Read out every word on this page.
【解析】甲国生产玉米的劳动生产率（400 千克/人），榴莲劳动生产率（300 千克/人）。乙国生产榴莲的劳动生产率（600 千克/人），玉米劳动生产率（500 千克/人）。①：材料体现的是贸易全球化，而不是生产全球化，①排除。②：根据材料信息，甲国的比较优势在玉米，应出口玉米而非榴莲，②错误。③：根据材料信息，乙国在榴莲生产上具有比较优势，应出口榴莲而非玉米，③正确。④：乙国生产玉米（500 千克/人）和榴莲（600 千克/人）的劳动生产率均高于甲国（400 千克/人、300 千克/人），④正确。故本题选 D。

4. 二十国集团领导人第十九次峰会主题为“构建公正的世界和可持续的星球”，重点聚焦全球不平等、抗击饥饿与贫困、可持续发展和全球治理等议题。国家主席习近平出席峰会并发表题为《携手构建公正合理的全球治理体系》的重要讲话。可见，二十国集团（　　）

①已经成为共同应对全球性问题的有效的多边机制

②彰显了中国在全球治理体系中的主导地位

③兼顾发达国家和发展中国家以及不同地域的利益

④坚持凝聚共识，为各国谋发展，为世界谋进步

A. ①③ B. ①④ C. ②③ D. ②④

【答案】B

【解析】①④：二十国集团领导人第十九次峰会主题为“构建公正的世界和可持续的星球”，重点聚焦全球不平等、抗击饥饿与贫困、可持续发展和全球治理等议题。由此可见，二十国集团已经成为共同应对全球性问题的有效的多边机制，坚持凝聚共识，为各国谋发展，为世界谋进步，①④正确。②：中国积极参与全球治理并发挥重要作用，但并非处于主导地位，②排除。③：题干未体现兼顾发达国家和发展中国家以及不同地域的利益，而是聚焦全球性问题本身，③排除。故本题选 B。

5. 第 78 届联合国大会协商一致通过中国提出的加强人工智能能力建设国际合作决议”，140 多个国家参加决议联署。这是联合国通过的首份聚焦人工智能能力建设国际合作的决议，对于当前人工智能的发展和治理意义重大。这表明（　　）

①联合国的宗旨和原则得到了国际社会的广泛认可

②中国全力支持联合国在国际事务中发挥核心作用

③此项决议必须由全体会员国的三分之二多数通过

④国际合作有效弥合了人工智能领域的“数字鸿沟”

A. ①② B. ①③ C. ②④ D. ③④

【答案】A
┄┄┄┄┄┄┄┄┄┄
• _STATED EXERCISE_: Give the material above again, word for word.

• _EXERCISE ANSWER_:
Read out every word on this page.
【解析】甲国生产玉米的劳动生产率（400 千克/人），榴莲劳动生产率（300 千克/人）。乙国生产榴莲的劳动生产率（600 千克/人），玉米劳动生产率（500 千克/人）。①：材料体现的是贸易全球化，而不是生产全球化，①排除。②：根据材料信息，甲国的比较优势在玉米，应出口玉米而非榴莲，②错误。③：根据材料信息，乙国在榴莲生产上具有比较优势，应出口榴莲而非玉米，③正确。④：乙国生产玉米（500 千克/人）和榴莲（600 千克/人）的劳动生产率均高于甲国（400 千克/人、300 千克/人），④正确。故本题选 D。

4. 二十国集团领导人第十九次峰会主题为“构建公正的世界和可持续的星球”，重点聚焦全球不平等、抗击饥饿与贫困、可持续发展和全球治理等议题。国家主席习近平出席峰会并发表题为《携手构建公正合理的全球治理体系》的重要讲话。可见，二十国集团（　　）

①已经成为共同应对全球性问题的有效的多边机制

②彰显了中国在全球治理体系中的主导地位

③兼顾发达国家和发展中国家以及不同地域的利益

④坚持凝聚共识，为各国谋发展，为世界谋进步

A. ①③ B. ①④ C. ②③ D. ②④

【答案】B

【解析】①④：二十国集团领导人第十九次峰会主题为“构建公正的世界和可持续的星球”，重点聚焦全球不平等、抗击饥饿与贫困、可持续发展和全球治理等议题。由此可见，二十国集团已经成为共同应对全球性问题的有效的多边机制，坚持凝聚共识，为各国谋发展，为世界谋进步，①④正确。②：中国积极参与全球治理并发挥重要作用，但并非处于主导地位，②排除。③：题干未体现兼顾发达国家和发展中国家以及不同地域的利益，而是聚焦全球性问题本身，③排除。故本题选 B。

5. 第 78 届联合国大会协商一致通过中国提出的加强人工智能能力建设国际合作决议”，140 多个国家参加决议联署。这是联合国通过的首份聚焦人工智能能力建设国际合作的决议，对于当前人工智能的发展和治理意义重大。这表明（　　）

①联合国的宗旨和原则得到了国际社会的广泛认可

②中国全力支持联合国在国际事务中发挥核心作用

③此项决议必须由全体会员国的三分之二多数通过

④国际合作有效弥合了人工智能领域的“数字鸿沟”

A. ①② B. ①③ C. ②④ D. ③④

【答案】A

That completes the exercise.